> [Prompt]: Lines that contain "是以公私兼顾" are to be counted; give only their number.

Records from a collection:
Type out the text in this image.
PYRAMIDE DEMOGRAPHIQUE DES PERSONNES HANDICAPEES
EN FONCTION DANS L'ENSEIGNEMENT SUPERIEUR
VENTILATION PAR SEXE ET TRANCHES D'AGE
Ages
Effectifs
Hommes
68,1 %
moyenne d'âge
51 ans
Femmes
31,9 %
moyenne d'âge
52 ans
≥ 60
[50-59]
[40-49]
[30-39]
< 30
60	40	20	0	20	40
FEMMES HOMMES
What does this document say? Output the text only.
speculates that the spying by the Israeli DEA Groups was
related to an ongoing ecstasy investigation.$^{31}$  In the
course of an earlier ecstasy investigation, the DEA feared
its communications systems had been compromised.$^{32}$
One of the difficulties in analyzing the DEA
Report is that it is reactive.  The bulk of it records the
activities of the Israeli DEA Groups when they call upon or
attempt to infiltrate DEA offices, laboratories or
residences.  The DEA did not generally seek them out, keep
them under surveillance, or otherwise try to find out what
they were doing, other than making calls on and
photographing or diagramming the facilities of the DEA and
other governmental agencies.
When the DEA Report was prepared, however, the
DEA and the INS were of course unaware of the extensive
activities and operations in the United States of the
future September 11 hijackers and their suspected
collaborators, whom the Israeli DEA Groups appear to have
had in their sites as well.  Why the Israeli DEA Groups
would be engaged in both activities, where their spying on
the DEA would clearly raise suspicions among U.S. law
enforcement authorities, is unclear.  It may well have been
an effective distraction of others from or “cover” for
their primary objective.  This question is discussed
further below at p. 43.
---
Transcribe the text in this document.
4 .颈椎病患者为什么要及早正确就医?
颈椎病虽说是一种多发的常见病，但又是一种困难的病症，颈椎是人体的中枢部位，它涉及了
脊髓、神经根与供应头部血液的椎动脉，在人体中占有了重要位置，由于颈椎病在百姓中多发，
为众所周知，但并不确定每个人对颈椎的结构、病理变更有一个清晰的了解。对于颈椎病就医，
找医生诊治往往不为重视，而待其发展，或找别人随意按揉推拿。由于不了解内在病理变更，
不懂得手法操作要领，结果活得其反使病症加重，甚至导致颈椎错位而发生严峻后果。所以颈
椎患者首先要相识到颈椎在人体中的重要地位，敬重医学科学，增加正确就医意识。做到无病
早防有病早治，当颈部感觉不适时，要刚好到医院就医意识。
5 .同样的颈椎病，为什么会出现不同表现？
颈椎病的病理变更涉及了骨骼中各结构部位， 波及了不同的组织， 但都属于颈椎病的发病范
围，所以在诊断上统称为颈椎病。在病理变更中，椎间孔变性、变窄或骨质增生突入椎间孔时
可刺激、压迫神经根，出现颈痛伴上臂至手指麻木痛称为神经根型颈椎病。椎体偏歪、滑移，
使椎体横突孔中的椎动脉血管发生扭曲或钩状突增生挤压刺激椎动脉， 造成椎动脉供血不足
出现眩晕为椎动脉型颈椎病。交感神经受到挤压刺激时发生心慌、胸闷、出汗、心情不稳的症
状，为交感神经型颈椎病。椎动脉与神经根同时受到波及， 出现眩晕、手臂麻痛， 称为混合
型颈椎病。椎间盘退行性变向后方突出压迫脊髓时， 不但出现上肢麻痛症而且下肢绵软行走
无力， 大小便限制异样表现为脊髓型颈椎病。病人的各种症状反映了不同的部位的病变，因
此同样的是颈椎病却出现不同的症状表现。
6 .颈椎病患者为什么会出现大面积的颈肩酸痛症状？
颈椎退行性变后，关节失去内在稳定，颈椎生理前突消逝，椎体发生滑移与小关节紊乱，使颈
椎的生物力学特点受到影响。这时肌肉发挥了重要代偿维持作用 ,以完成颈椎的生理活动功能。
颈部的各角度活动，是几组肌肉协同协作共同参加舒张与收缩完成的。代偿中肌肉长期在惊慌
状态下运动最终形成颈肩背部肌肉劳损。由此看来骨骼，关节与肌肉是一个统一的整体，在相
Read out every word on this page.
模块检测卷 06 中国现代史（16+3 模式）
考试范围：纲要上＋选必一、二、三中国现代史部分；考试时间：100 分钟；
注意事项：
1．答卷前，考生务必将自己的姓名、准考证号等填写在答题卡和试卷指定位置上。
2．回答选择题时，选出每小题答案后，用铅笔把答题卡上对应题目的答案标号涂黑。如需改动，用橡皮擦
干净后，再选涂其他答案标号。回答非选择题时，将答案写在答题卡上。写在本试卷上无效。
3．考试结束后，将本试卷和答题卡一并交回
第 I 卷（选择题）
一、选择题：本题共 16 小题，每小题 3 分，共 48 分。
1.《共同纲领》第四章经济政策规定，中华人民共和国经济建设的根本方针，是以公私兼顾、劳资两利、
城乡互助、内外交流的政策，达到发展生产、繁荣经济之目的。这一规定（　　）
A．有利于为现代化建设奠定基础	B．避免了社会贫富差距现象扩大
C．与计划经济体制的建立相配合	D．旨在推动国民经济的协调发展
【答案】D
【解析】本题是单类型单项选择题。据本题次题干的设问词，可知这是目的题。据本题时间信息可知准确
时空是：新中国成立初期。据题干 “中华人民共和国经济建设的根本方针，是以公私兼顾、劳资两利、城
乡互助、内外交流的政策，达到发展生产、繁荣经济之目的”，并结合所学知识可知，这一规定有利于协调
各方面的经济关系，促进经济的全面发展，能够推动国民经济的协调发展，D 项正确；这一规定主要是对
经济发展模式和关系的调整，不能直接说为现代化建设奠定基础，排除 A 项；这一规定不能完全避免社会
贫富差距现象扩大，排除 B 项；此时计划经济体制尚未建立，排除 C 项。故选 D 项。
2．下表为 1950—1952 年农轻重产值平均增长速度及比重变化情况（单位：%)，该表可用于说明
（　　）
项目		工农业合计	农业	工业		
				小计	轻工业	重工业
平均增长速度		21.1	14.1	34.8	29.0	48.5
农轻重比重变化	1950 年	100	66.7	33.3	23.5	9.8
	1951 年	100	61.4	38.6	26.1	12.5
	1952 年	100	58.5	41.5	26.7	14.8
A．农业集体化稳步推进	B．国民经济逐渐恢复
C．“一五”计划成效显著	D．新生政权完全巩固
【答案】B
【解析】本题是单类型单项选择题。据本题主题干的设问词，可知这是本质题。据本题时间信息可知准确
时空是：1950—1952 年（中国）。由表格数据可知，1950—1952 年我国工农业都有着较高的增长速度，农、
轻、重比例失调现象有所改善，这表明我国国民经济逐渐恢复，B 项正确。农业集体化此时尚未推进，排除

> [Correct answer]: 2